» Exercise directions
Copy each line exactly. Drop every picture.

+===+

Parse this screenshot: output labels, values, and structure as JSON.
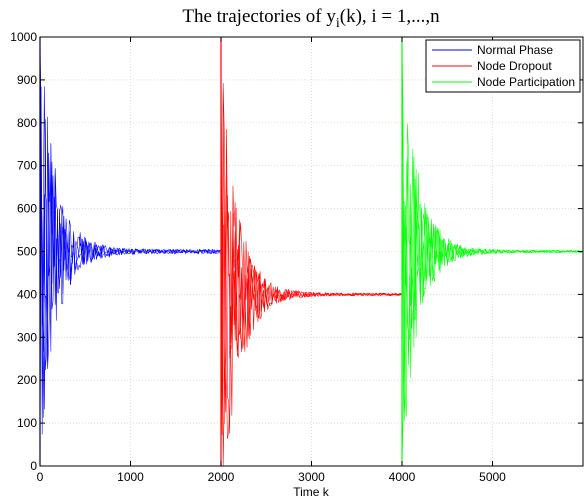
{
  "chart_data": {
    "type": "line",
    "title": {
      "prefix": "The trajectories of y",
      "subscript": "i",
      "suffix": "(k), i = 1,...,n"
    },
    "xlabel": "Time k",
    "ylabel": "",
    "xlim": [
      0,
      6000
    ],
    "ylim": [
      0,
      1000
    ],
    "x_ticks": [
      0,
      1000,
      2000,
      3000,
      4000,
      5000
    ],
    "y_ticks": [
      0,
      100,
      200,
      300,
      400,
      500,
      600,
      700,
      800,
      900,
      1000
    ],
    "grid": true,
    "legend_position": "top-right",
    "series": [
      {
        "name": "Normal Phase",
        "color": "#0000ff",
        "x_range": [
          0,
          2000
        ],
        "start_value": 0,
        "steady_value": 500,
        "initial_spread": 500,
        "final_spread": 5
      },
      {
        "name": "Node Dropout",
        "color": "#ff0000",
        "x_range": [
          2000,
          4000
        ],
        "start_value": 1000,
        "steady_value": 400,
        "initial_spread": 600,
        "final_spread": 3
      },
      {
        "name": "Node Participation",
        "color": "#00ff00",
        "x_range": [
          4000,
          6000
        ],
        "start_value": 0,
        "steady_value": 500,
        "initial_spread": 500,
        "final_spread": 3
      }
    ]
  }
}
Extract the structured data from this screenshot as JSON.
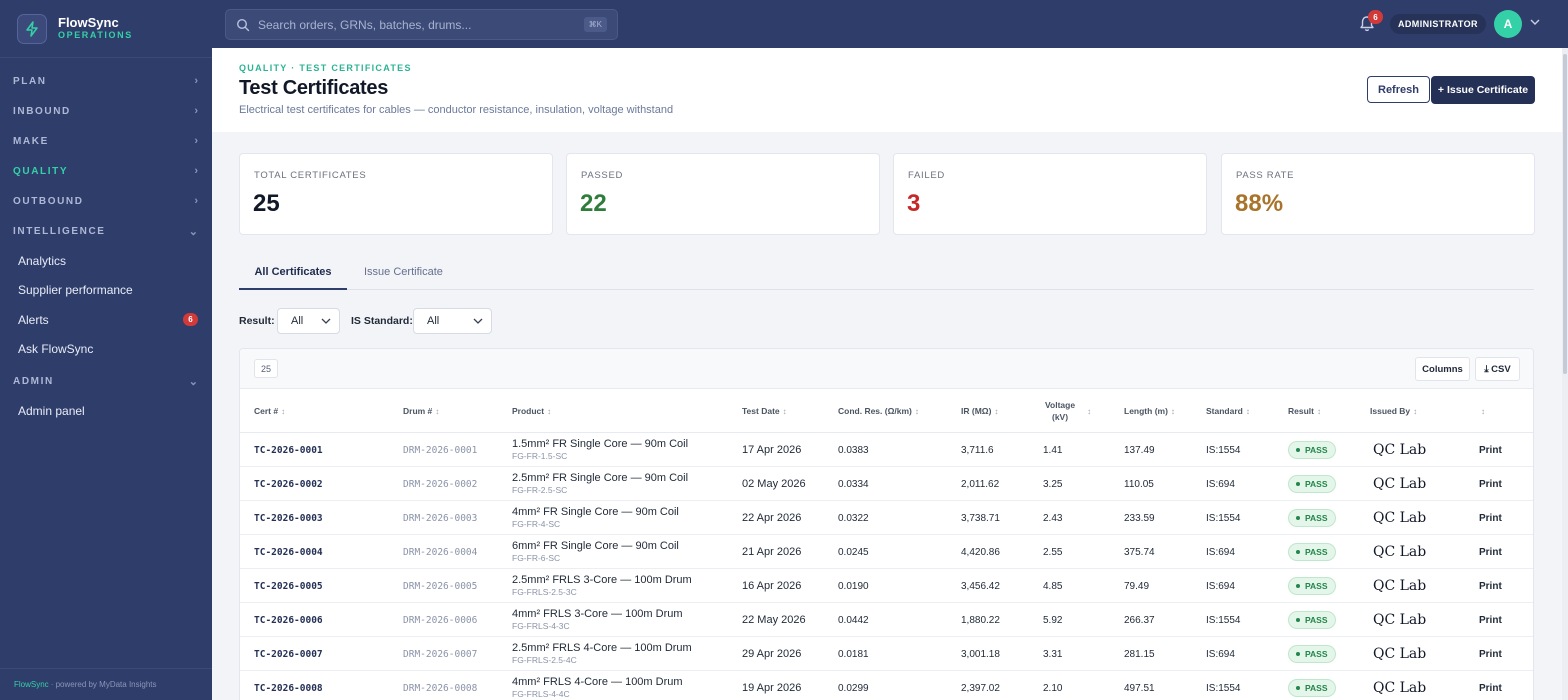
{
  "brand": {
    "name": "FlowSync",
    "subtitle": "OPERATIONS"
  },
  "nav": {
    "plan": "PLAN",
    "inbound": "INBOUND",
    "make": "MAKE",
    "quality": "QUALITY",
    "outbound": "OUTBOUND",
    "intelligence": "INTELLIGENCE",
    "analytics": "Analytics",
    "supplier_performance": "Supplier performance",
    "alerts": "Alerts",
    "alerts_badge": "6",
    "ask": "Ask FlowSync",
    "admin": "ADMIN",
    "admin_panel": "Admin panel"
  },
  "footer": {
    "brand": "FlowSync",
    "text": "· powered by MyData Insights"
  },
  "topbar": {
    "search_placeholder": "Search orders, GRNs, batches, drums...",
    "search_shortcut": "⌘K",
    "notification_count": "6",
    "role": "ADMINISTRATOR",
    "avatar_initial": "A"
  },
  "header": {
    "breadcrumb": "QUALITY · TEST CERTIFICATES",
    "title": "Test Certificates",
    "subtitle": "Electrical test certificates for cables — conductor resistance, insulation, voltage withstand",
    "refresh_label": "Refresh",
    "issue_label": "+ Issue Certificate"
  },
  "kpis": [
    {
      "label": "TOTAL CERTIFICATES",
      "value": "25",
      "color": "#111827"
    },
    {
      "label": "PASSED",
      "value": "22",
      "color": "#2e7d3a"
    },
    {
      "label": "FAILED",
      "value": "3",
      "color": "#c62828"
    },
    {
      "label": "PASS RATE",
      "value": "88%",
      "color": "#a9742a"
    }
  ],
  "tabs": {
    "all": "All Certificates",
    "issue": "Issue Certificate"
  },
  "filters": {
    "result_label": "Result:",
    "result_value": "All",
    "standard_label": "IS Standard:",
    "standard_value": "All"
  },
  "table": {
    "count": "25",
    "columns_btn": "Columns",
    "csv_btn": "⤓ CSV",
    "headers": {
      "cert": "Cert #",
      "drum": "Drum #",
      "product": "Product",
      "test_date": "Test Date",
      "cond": "Cond. Res. (Ω/km)",
      "ir": "IR (MΩ)",
      "voltage_1": "Voltage",
      "voltage_2": "(kV)",
      "length": "Length (m)",
      "standard": "Standard",
      "result": "Result",
      "issued_by": "Issued By"
    },
    "rows": [
      {
        "cert": "TC-2026-0001",
        "drum": "DRM-2026-0001",
        "product": "1.5mm² FR Single Core — 90m Coil",
        "code": "FG-FR-1.5-SC",
        "date": "17 Apr 2026",
        "cond": "0.0383",
        "ir": "3,711.6",
        "voltage": "1.41",
        "length": "137.49",
        "standard": "IS:1554",
        "result": "PASS",
        "issued_by": "QC Lab",
        "action": "Print"
      },
      {
        "cert": "TC-2026-0002",
        "drum": "DRM-2026-0002",
        "product": "2.5mm² FR Single Core — 90m Coil",
        "code": "FG-FR-2.5-SC",
        "date": "02 May 2026",
        "cond": "0.0334",
        "ir": "2,011.62",
        "voltage": "3.25",
        "length": "110.05",
        "standard": "IS:694",
        "result": "PASS",
        "issued_by": "QC Lab",
        "action": "Print"
      },
      {
        "cert": "TC-2026-0003",
        "drum": "DRM-2026-0003",
        "product": "4mm² FR Single Core — 90m Coil",
        "code": "FG-FR-4-SC",
        "date": "22 Apr 2026",
        "cond": "0.0322",
        "ir": "3,738.71",
        "voltage": "2.43",
        "length": "233.59",
        "standard": "IS:1554",
        "result": "PASS",
        "issued_by": "QC Lab",
        "action": "Print"
      },
      {
        "cert": "TC-2026-0004",
        "drum": "DRM-2026-0004",
        "product": "6mm² FR Single Core — 90m Coil",
        "code": "FG-FR-6-SC",
        "date": "21 Apr 2026",
        "cond": "0.0245",
        "ir": "4,420.86",
        "voltage": "2.55",
        "length": "375.74",
        "standard": "IS:694",
        "result": "PASS",
        "issued_by": "QC Lab",
        "action": "Print"
      },
      {
        "cert": "TC-2026-0005",
        "drum": "DRM-2026-0005",
        "product": "2.5mm² FRLS 3-Core — 100m Drum",
        "code": "FG-FRLS-2.5-3C",
        "date": "16 Apr 2026",
        "cond": "0.0190",
        "ir": "3,456.42",
        "voltage": "4.85",
        "length": "79.49",
        "standard": "IS:694",
        "result": "PASS",
        "issued_by": "QC Lab",
        "action": "Print"
      },
      {
        "cert": "TC-2026-0006",
        "drum": "DRM-2026-0006",
        "product": "4mm² FRLS 3-Core — 100m Drum",
        "code": "FG-FRLS-4-3C",
        "date": "22 May 2026",
        "cond": "0.0442",
        "ir": "1,880.22",
        "voltage": "5.92",
        "length": "266.37",
        "standard": "IS:1554",
        "result": "PASS",
        "issued_by": "QC Lab",
        "action": "Print"
      },
      {
        "cert": "TC-2026-0007",
        "drum": "DRM-2026-0007",
        "product": "2.5mm² FRLS 4-Core — 100m Drum",
        "code": "FG-FRLS-2.5-4C",
        "date": "29 Apr 2026",
        "cond": "0.0181",
        "ir": "3,001.18",
        "voltage": "3.31",
        "length": "281.15",
        "standard": "IS:694",
        "result": "PASS",
        "issued_by": "QC Lab",
        "action": "Print"
      },
      {
        "cert": "TC-2026-0008",
        "drum": "DRM-2026-0008",
        "product": "4mm² FRLS 4-Core — 100m Drum",
        "code": "FG-FRLS-4-4C",
        "date": "19 Apr 2026",
        "cond": "0.0299",
        "ir": "2,397.02",
        "voltage": "2.10",
        "length": "497.51",
        "standard": "IS:1554",
        "result": "PASS",
        "issued_by": "QC Lab",
        "action": "Print"
      }
    ]
  }
}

+===+

» Solution
Parse this screenshot: output labels, values, and structure as JSON.
{
  "chart_data": {
    "type": "line",
    "title": {
      "prefix": "The trajectories of y",
      "subscript": "i",
      "suffix": "(k), i = 1,...,n"
    },
    "xlabel": "Time k",
    "ylabel": "",
    "xlim": [
      0,
      6000
    ],
    "ylim": [
      0,
      1000
    ],
    "x_ticks": [
      0,
      1000,
      2000,
      3000,
      4000,
      5000
    ],
    "y_ticks": [
      0,
      100,
      200,
      300,
      400,
      500,
      600,
      700,
      800,
      900,
      1000
    ],
    "grid": true,
    "legend_position": "top-right",
    "series": [
      {
        "name": "Normal Phase",
        "color": "#0000ff",
        "x_range": [
          0,
          2000
        ],
        "start_value": 0,
        "steady_value": 500,
        "initial_spread": 500,
        "final_spread": 5
      },
      {
        "name": "Node Dropout",
        "color": "#ff0000",
        "x_range": [
          2000,
          4000
        ],
        "start_value": 1000,
        "steady_value": 400,
        "initial_spread": 600,
        "final_spread": 3
      },
      {
        "name": "Node Participation",
        "color": "#00ff00",
        "x_range": [
          4000,
          6000
        ],
        "start_value": 0,
        "steady_value": 500,
        "initial_spread": 500,
        "final_spread": 3
      }
    ]
  }
}
Extract the structured data from this screenshot as JSON.
{
  "brand": {
    "name": "FlowSync",
    "subtitle": "OPERATIONS"
  },
  "nav": {
    "plan": "PLAN",
    "inbound": "INBOUND",
    "make": "MAKE",
    "quality": "QUALITY",
    "outbound": "OUTBOUND",
    "intelligence": "INTELLIGENCE",
    "analytics": "Analytics",
    "supplier_performance": "Supplier performance",
    "alerts": "Alerts",
    "alerts_badge": "6",
    "ask": "Ask FlowSync",
    "admin": "ADMIN",
    "admin_panel": "Admin panel"
  },
  "footer": {
    "brand": "FlowSync",
    "text": "· powered by MyData Insights"
  },
  "topbar": {
    "search_placeholder": "Search orders, GRNs, batches, drums...",
    "search_shortcut": "⌘K",
    "notification_count": "6",
    "role": "ADMINISTRATOR",
    "avatar_initial": "A"
  },
  "header": {
    "breadcrumb": "QUALITY · TEST CERTIFICATES",
    "title": "Test Certificates",
    "subtitle": "Electrical test certificates for cables — conductor resistance, insulation, voltage withstand",
    "refresh_label": "Refresh",
    "issue_label": "+ Issue Certificate"
  },
  "kpis": [
    {
      "label": "TOTAL CERTIFICATES",
      "value": "25",
      "color": "#111827"
    },
    {
      "label": "PASSED",
      "value": "22",
      "color": "#2e7d3a"
    },
    {
      "label": "FAILED",
      "value": "3",
      "color": "#c62828"
    },
    {
      "label": "PASS RATE",
      "value": "88%",
      "color": "#a9742a"
    }
  ],
  "tabs": {
    "all": "All Certificates",
    "issue": "Issue Certificate"
  },
  "filters": {
    "result_label": "Result:",
    "result_value": "All",
    "standard_label": "IS Standard:",
    "standard_value": "All"
  },
  "table": {
    "count": "25",
    "columns_btn": "Columns",
    "csv_btn": "⤓ CSV",
    "headers": {
      "cert": "Cert #",
      "drum": "Drum #",
      "product": "Product",
      "test_date": "Test Date",
      "cond": "Cond. Res. (Ω/km)",
      "ir": "IR (MΩ)",
      "voltage_1": "Voltage",
      "voltage_2": "(kV)",
      "length": "Length (m)",
      "standard": "Standard",
      "result": "Result",
      "issued_by": "Issued By"
    },
    "rows": [
      {
        "cert": "TC-2026-0001",
        "drum": "DRM-2026-0001",
        "product": "1.5mm² FR Single Core — 90m Coil",
        "code": "FG-FR-1.5-SC",
        "date": "17 Apr 2026",
        "cond": "0.0383",
        "ir": "3,711.6",
        "voltage": "1.41",
        "length": "137.49",
        "standard": "IS:1554",
        "result": "PASS",
        "issued_by": "QC Lab",
        "action": "Print"
      },
      {
        "cert": "TC-2026-0002",
        "drum": "DRM-2026-0002",
        "product": "2.5mm² FR Single Core — 90m Coil",
        "code": "FG-FR-2.5-SC",
        "date": "02 May 2026",
        "cond": "0.0334",
        "ir": "2,011.62",
        "voltage": "3.25",
        "length": "110.05",
        "standard": "IS:694",
        "result": "PASS",
        "issued_by": "QC Lab",
        "action": "Print"
      },
      {
        "cert": "TC-2026-0003",
        "drum": "DRM-2026-0003",
        "product": "4mm² FR Single Core — 90m Coil",
        "code": "FG-FR-4-SC",
        "date": "22 Apr 2026",
        "cond": "0.0322",
        "ir": "3,738.71",
        "voltage": "2.43",
        "length": "233.59",
        "standard": "IS:1554",
        "result": "PASS",
        "issued_by": "QC Lab",
        "action": "Print"
      },
      {
        "cert": "TC-2026-0004",
        "drum": "DRM-2026-0004",
        "product": "6mm² FR Single Core — 90m Coil",
        "code": "FG-FR-6-SC",
        "date": "21 Apr 2026",
        "cond": "0.0245",
        "ir": "4,420.86",
        "voltage": "2.55",
        "length": "375.74",
        "standard": "IS:694",
        "result": "PASS",
        "issued_by": "QC Lab",
        "action": "Print"
      },
      {
        "cert": "TC-2026-0005",
        "drum": "DRM-2026-0005",
        "product": "2.5mm² FRLS 3-Core — 100m Drum",
        "code": "FG-FRLS-2.5-3C",
        "date": "16 Apr 2026",
        "cond": "0.0190",
        "ir": "3,456.42",
        "voltage": "4.85",
        "length": "79.49",
        "standard": "IS:694",
        "result": "PASS",
        "issued_by": "QC Lab",
        "action": "Print"
      },
      {
        "cert": "TC-2026-0006",
        "drum": "DRM-2026-0006",
        "product": "4mm² FRLS 3-Core — 100m Drum",
        "code": "FG-FRLS-4-3C",
        "date": "22 May 2026",
        "cond": "0.0442",
        "ir": "1,880.22",
        "voltage": "5.92",
        "length": "266.37",
        "standard": "IS:1554",
        "result": "PASS",
        "issued_by": "QC Lab",
        "action": "Print"
      },
      {
        "cert": "TC-2026-0007",
        "drum": "DRM-2026-0007",
        "product": "2.5mm² FRLS 4-Core — 100m Drum",
        "code": "FG-FRLS-2.5-4C",
        "date": "29 Apr 2026",
        "cond": "0.0181",
        "ir": "3,001.18",
        "voltage": "3.31",
        "length": "281.15",
        "standard": "IS:694",
        "result": "PASS",
        "issued_by": "QC Lab",
        "action": "Print"
      },
      {
        "cert": "TC-2026-0008",
        "drum": "DRM-2026-0008",
        "product": "4mm² FRLS 4-Core — 100m Drum",
        "code": "FG-FRLS-4-4C",
        "date": "19 Apr 2026",
        "cond": "0.0299",
        "ir": "2,397.02",
        "voltage": "2.10",
        "length": "497.51",
        "standard": "IS:1554",
        "result": "PASS",
        "issued_by": "QC Lab",
        "action": "Print"
      }
    ]
  }
}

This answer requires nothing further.